----- Exercise data -----

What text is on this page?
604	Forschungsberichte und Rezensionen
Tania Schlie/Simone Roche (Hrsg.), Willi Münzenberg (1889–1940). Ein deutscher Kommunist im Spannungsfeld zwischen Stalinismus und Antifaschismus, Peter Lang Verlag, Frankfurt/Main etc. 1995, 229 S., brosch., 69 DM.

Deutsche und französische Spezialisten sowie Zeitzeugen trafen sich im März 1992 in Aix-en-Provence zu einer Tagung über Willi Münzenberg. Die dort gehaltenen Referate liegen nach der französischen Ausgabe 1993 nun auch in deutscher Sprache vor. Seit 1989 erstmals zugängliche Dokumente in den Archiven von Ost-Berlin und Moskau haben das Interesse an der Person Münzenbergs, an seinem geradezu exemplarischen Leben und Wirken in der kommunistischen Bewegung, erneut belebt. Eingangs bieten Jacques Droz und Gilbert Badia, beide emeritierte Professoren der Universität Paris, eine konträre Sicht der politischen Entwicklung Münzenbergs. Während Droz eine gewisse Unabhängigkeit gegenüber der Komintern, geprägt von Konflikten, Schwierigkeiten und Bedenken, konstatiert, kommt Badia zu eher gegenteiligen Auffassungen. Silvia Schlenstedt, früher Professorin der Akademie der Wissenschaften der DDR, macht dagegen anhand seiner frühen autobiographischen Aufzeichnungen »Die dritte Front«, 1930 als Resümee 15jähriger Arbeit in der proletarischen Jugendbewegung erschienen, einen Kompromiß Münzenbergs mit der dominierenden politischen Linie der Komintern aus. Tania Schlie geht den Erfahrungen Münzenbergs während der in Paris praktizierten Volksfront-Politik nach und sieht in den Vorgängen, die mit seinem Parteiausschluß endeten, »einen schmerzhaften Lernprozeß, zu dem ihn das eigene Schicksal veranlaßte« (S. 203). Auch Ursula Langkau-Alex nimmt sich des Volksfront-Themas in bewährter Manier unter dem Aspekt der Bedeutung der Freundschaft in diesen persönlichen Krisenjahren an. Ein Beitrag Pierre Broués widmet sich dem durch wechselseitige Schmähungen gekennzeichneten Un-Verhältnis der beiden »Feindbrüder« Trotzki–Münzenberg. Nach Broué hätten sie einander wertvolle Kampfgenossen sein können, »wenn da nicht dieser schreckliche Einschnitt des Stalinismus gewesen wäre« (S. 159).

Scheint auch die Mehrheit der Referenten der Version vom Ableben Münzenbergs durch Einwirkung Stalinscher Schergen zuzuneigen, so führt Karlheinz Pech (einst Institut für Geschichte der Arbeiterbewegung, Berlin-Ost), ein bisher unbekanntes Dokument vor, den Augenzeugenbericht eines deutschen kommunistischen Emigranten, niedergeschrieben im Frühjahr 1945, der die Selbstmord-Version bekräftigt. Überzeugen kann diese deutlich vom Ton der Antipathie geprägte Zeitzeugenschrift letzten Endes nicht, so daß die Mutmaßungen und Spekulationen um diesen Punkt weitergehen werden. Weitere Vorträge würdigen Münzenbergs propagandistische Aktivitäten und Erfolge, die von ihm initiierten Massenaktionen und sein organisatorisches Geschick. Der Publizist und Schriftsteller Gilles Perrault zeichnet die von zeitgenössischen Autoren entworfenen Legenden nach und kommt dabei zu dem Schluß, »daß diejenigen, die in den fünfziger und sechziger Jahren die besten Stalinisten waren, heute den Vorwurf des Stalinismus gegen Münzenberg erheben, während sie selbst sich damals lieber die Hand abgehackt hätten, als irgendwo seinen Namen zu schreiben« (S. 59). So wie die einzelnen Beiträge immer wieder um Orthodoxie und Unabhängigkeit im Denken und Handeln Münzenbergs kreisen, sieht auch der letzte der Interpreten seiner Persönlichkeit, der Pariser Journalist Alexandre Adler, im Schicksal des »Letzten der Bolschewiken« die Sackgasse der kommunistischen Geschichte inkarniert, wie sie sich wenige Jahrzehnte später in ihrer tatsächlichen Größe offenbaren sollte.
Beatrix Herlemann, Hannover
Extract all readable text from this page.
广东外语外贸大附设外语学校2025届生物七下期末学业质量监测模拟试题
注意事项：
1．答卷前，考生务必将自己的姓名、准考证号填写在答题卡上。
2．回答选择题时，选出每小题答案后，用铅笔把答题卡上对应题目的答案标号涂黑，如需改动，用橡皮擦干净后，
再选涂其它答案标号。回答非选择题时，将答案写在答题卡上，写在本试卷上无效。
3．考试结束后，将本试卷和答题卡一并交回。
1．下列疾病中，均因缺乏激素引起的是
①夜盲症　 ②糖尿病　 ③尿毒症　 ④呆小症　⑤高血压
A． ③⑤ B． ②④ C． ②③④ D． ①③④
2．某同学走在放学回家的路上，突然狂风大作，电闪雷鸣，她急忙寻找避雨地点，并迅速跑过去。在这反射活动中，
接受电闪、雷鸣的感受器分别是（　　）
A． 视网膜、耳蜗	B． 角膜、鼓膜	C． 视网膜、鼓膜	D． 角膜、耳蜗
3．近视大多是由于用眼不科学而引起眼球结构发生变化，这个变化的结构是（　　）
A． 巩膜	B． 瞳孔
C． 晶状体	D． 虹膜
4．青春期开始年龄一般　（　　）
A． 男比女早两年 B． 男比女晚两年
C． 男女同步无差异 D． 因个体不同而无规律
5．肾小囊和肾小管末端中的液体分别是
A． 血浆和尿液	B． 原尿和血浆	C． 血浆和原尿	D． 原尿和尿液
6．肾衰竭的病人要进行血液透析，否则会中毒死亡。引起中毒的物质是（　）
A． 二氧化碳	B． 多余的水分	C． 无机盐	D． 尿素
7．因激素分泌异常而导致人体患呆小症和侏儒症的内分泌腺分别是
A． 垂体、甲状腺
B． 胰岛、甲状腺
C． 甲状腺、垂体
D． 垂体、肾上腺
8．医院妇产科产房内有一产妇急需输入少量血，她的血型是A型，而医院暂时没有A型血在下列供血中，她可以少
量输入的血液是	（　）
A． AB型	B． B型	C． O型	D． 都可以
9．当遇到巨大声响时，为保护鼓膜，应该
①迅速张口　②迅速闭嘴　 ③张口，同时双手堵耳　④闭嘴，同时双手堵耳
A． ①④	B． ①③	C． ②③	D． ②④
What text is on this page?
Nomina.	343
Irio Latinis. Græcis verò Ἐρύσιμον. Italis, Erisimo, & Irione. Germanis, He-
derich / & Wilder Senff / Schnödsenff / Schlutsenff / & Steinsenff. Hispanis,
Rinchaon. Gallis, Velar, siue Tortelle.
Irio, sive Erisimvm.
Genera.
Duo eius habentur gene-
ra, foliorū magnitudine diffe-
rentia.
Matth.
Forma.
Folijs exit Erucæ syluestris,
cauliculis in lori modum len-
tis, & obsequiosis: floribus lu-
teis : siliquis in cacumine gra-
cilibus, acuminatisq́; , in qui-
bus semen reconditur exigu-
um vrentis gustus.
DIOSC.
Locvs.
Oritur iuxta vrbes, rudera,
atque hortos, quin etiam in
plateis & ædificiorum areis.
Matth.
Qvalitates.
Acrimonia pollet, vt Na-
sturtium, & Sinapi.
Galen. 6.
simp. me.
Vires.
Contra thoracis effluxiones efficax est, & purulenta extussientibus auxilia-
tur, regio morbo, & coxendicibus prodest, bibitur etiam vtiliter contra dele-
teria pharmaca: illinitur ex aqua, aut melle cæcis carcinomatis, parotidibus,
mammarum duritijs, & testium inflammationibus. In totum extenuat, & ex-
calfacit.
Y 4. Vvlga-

-----

| Your instructions |
Quote each line above in full, word for word.

| Expected answer |
What text is on this page?
604	Forschungsberichte und Rezensionen
Tania Schlie/Simone Roche (Hrsg.), Willi Münzenberg (1889–1940). Ein deutscher Kommunist im Spannungsfeld zwischen Stalinismus und Antifaschismus, Peter Lang Verlag, Frankfurt/Main etc. 1995, 229 S., brosch., 69 DM.

Deutsche und französische Spezialisten sowie Zeitzeugen trafen sich im März 1992 in Aix-en-Provence zu einer Tagung über Willi Münzenberg. Die dort gehaltenen Referate liegen nach der französischen Ausgabe 1993 nun auch in deutscher Sprache vor. Seit 1989 erstmals zugängliche Dokumente in den Archiven von Ost-Berlin und Moskau haben das Interesse an der Person Münzenbergs, an seinem geradezu exemplarischen Leben und Wirken in der kommunistischen Bewegung, erneut belebt. Eingangs bieten Jacques Droz und Gilbert Badia, beide emeritierte Professoren der Universität Paris, eine konträre Sicht der politischen Entwicklung Münzenbergs. Während Droz eine gewisse Unabhängigkeit gegenüber der Komintern, geprägt von Konflikten, Schwierigkeiten und Bedenken, konstatiert, kommt Badia zu eher gegenteiligen Auffassungen. Silvia Schlenstedt, früher Professorin der Akademie der Wissenschaften der DDR, macht dagegen anhand seiner frühen autobiographischen Aufzeichnungen »Die dritte Front«, 1930 als Resümee 15jähriger Arbeit in der proletarischen Jugendbewegung erschienen, einen Kompromiß Münzenbergs mit der dominierenden politischen Linie der Komintern aus. Tania Schlie geht den Erfahrungen Münzenbergs während der in Paris praktizierten Volksfront-Politik nach und sieht in den Vorgängen, die mit seinem Parteiausschluß endeten, »einen schmerzhaften Lernprozeß, zu dem ihn das eigene Schicksal veranlaßte« (S. 203). Auch Ursula Langkau-Alex nimmt sich des Volksfront-Themas in bewährter Manier unter dem Aspekt der Bedeutung der Freundschaft in diesen persönlichen Krisenjahren an. Ein Beitrag Pierre Broués widmet sich dem durch wechselseitige Schmähungen gekennzeichneten Un-Verhältnis der beiden »Feindbrüder« Trotzki–Münzenberg. Nach Broué hätten sie einander wertvolle Kampfgenossen sein können, »wenn da nicht dieser schreckliche Einschnitt des Stalinismus gewesen wäre« (S. 159).

Scheint auch die Mehrheit der Referenten der Version vom Ableben Münzenbergs durch Einwirkung Stalinscher Schergen zuzuneigen, so führt Karlheinz Pech (einst Institut für Geschichte der Arbeiterbewegung, Berlin-Ost), ein bisher unbekanntes Dokument vor, den Augenzeugenbericht eines deutschen kommunistischen Emigranten, niedergeschrieben im Frühjahr 1945, der die Selbstmord-Version bekräftigt. Überzeugen kann diese deutlich vom Ton der Antipathie geprägte Zeitzeugenschrift letzten Endes nicht, so daß die Mutmaßungen und Spekulationen um diesen Punkt weitergehen werden. Weitere Vorträge würdigen Münzenbergs propagandistische Aktivitäten und Erfolge, die von ihm initiierten Massenaktionen und sein organisatorisches Geschick. Der Publizist und Schriftsteller Gilles Perrault zeichnet die von zeitgenössischen Autoren entworfenen Legenden nach und kommt dabei zu dem Schluß, »daß diejenigen, die in den fünfziger und sechziger Jahren die besten Stalinisten waren, heute den Vorwurf des Stalinismus gegen Münzenberg erheben, während sie selbst sich damals lieber die Hand abgehackt hätten, als irgendwo seinen Namen zu schreiben« (S. 59). So wie die einzelnen Beiträge immer wieder um Orthodoxie und Unabhängigkeit im Denken und Handeln Münzenbergs kreisen, sieht auch der letzte der Interpreten seiner Persönlichkeit, der Pariser Journalist Alexandre Adler, im Schicksal des »Letzten der Bolschewiken« die Sackgasse der kommunistischen Geschichte inkarniert, wie sie sich wenige Jahrzehnte später in ihrer tatsächlichen Größe offenbaren sollte.
Beatrix Herlemann, Hannover
Extract all readable text from this page.
广东外语外贸大附设外语学校2025届生物七下期末学业质量监测模拟试题
注意事项：
1．答卷前，考生务必将自己的姓名、准考证号填写在答题卡上。
2．回答选择题时，选出每小题答案后，用铅笔把答题卡上对应题目的答案标号涂黑，如需改动，用橡皮擦干净后，
再选涂其它答案标号。回答非选择题时，将答案写在答题卡上，写在本试卷上无效。
3．考试结束后，将本试卷和答题卡一并交回。
1．下列疾病中，均因缺乏激素引起的是
①夜盲症　 ②糖尿病　 ③尿毒症　 ④呆小症　⑤高血压
A． ③⑤ B． ②④ C． ②③④ D． ①③④
2．某同学走在放学回家的路上，突然狂风大作，电闪雷鸣，她急忙寻找避雨地点，并迅速跑过去。在这反射活动中，
接受电闪、雷鸣的感受器分别是（　　）
A． 视网膜、耳蜗	B． 角膜、鼓膜	C． 视网膜、鼓膜	D． 角膜、耳蜗
3．近视大多是由于用眼不科学而引起眼球结构发生变化，这个变化的结构是（　　）
A． 巩膜	B． 瞳孔
C． 晶状体	D． 虹膜
4．青春期开始年龄一般　（　　）
A． 男比女早两年 B． 男比女晚两年
C． 男女同步无差异 D． 因个体不同而无规律
5．肾小囊和肾小管末端中的液体分别是
A． 血浆和尿液	B． 原尿和血浆	C． 血浆和原尿	D． 原尿和尿液
6．肾衰竭的病人要进行血液透析，否则会中毒死亡。引起中毒的物质是（　）
A． 二氧化碳	B． 多余的水分	C． 无机盐	D． 尿素
7．因激素分泌异常而导致人体患呆小症和侏儒症的内分泌腺分别是
A． 垂体、甲状腺
B． 胰岛、甲状腺
C． 甲状腺、垂体
D． 垂体、肾上腺
8．医院妇产科产房内有一产妇急需输入少量血，她的血型是A型，而医院暂时没有A型血在下列供血中，她可以少
量输入的血液是	（　）
A． AB型	B． B型	C． O型	D． 都可以
9．当遇到巨大声响时，为保护鼓膜，应该
①迅速张口　②迅速闭嘴　 ③张口，同时双手堵耳　④闭嘴，同时双手堵耳
A． ①④	B． ①③	C． ②③	D． ②④
What text is on this page?
Nomina.	343
Irio Latinis. Græcis verò Ἐρύσιμον. Italis, Erisimo, & Irione. Germanis, He-
derich / & Wilder Senff / Schnödsenff / Schlutsenff / & Steinsenff. Hispanis,
Rinchaon. Gallis, Velar, siue Tortelle.
Irio, sive Erisimvm.
Genera.
Duo eius habentur gene-
ra, foliorū magnitudine diffe-
rentia.
Matth.
Forma.
Folijs exit Erucæ syluestris,
cauliculis in lori modum len-
tis, & obsequiosis: floribus lu-
teis : siliquis in cacumine gra-
cilibus, acuminatisq́; , in qui-
bus semen reconditur exigu-
um vrentis gustus.
DIOSC.
Locvs.
Oritur iuxta vrbes, rudera,
atque hortos, quin etiam in
plateis & ædificiorum areis.
Matth.
Qvalitates.
Acrimonia pollet, vt Na-
sturtium, & Sinapi.
Galen. 6.
simp. me.
Vires.
Contra thoracis effluxiones efficax est, & purulenta extussientibus auxilia-
tur, regio morbo, & coxendicibus prodest, bibitur etiam vtiliter contra dele-
teria pharmaca: illinitur ex aqua, aut melle cæcis carcinomatis, parotidibus,
mammarum duritijs, & testium inflammationibus. In totum extenuat, & ex-
calfacit.
Y 4. Vvlga-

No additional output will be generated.